## Your task
In the records below, count every line containing "personlig". Reply with the number only.

Records about charts and figures:
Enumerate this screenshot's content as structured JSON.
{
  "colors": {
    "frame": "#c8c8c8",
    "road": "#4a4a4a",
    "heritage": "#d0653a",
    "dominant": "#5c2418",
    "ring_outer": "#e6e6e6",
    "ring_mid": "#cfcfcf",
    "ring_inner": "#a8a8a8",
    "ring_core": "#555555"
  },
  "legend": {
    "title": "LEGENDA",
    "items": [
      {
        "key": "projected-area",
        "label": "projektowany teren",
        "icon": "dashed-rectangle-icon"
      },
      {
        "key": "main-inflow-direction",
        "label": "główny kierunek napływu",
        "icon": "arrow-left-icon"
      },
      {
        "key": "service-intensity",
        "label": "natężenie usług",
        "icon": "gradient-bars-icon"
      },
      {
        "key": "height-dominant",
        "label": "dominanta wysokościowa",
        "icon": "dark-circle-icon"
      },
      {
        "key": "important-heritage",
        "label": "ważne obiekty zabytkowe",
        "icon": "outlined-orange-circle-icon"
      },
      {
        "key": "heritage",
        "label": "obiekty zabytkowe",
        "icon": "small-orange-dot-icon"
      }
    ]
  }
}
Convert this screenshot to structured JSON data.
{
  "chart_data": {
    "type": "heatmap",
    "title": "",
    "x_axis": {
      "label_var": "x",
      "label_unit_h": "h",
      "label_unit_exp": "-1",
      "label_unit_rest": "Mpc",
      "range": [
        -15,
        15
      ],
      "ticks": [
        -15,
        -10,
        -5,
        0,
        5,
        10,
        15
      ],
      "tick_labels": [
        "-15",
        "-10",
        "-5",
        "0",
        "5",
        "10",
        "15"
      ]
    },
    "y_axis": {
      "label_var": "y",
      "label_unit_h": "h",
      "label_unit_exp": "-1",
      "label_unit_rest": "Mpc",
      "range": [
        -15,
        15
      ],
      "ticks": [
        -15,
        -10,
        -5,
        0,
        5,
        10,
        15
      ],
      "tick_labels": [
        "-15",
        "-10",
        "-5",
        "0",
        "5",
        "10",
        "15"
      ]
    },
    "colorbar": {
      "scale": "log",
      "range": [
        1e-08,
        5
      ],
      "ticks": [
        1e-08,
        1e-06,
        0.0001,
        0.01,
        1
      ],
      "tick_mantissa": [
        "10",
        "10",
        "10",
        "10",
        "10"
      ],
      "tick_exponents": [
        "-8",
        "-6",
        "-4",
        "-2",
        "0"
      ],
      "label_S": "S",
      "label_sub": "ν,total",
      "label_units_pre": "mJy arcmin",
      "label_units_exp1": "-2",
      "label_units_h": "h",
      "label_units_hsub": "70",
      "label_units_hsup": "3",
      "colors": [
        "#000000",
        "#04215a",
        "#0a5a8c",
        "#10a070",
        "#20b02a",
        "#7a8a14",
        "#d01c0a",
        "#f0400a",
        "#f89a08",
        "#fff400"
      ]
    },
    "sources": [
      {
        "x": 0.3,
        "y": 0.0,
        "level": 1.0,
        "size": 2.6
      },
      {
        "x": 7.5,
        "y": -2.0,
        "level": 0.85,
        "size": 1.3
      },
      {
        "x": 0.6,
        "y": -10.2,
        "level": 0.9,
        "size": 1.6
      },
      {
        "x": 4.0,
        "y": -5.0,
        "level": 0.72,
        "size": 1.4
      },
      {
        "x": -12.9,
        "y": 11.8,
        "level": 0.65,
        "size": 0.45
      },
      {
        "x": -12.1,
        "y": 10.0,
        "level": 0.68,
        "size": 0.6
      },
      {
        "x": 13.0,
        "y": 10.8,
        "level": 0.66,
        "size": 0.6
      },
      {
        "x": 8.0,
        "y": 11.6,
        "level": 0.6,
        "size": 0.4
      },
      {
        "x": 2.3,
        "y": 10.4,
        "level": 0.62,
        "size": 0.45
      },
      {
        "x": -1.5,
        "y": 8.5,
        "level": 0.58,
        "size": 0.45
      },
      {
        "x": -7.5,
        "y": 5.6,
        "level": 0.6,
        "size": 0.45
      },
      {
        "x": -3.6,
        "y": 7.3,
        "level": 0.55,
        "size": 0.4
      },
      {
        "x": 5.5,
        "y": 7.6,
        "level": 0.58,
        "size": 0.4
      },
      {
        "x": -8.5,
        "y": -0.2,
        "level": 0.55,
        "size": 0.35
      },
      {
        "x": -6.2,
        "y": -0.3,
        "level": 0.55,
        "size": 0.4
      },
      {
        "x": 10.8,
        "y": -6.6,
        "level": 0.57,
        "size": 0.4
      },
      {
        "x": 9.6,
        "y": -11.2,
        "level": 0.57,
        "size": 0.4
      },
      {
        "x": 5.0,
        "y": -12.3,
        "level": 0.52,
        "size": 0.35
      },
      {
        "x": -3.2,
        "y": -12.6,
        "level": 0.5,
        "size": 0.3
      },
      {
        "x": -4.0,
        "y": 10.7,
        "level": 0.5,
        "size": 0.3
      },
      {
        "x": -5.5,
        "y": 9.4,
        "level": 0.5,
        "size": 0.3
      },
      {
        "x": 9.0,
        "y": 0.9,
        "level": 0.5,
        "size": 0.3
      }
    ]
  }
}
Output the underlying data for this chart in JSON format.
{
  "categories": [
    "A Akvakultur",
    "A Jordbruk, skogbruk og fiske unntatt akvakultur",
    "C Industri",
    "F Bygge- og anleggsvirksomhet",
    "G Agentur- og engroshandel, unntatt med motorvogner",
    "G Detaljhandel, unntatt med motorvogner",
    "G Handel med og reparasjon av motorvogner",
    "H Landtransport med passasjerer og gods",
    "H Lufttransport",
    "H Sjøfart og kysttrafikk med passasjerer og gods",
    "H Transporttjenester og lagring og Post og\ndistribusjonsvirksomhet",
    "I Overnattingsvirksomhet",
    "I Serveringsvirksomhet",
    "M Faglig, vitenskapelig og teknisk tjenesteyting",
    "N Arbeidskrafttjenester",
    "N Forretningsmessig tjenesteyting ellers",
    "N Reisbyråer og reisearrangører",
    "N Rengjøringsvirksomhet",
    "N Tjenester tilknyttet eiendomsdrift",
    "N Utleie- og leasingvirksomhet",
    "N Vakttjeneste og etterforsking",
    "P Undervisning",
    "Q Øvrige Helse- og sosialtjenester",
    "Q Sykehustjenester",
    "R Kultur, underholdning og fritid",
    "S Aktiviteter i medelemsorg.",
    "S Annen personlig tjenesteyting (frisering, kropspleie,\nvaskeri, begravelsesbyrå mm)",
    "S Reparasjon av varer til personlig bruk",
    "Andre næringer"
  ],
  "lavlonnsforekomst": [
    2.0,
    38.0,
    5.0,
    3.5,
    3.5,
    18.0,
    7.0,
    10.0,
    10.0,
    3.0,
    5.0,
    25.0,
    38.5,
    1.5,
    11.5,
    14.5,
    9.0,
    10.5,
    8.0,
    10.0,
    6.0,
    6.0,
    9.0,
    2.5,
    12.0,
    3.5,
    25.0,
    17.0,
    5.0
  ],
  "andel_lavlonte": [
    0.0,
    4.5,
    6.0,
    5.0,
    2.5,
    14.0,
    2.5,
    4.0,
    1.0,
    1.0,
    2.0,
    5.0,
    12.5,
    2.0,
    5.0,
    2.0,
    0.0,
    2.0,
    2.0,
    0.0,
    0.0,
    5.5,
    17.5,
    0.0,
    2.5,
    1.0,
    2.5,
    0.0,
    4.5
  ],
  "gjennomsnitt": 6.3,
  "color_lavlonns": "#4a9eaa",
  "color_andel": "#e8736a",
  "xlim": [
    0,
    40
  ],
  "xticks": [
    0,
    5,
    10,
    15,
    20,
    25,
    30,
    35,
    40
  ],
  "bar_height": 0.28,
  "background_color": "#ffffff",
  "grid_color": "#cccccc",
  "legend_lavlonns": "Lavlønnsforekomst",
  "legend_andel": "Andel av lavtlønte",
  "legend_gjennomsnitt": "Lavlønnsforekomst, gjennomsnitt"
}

## Output of the exercise
2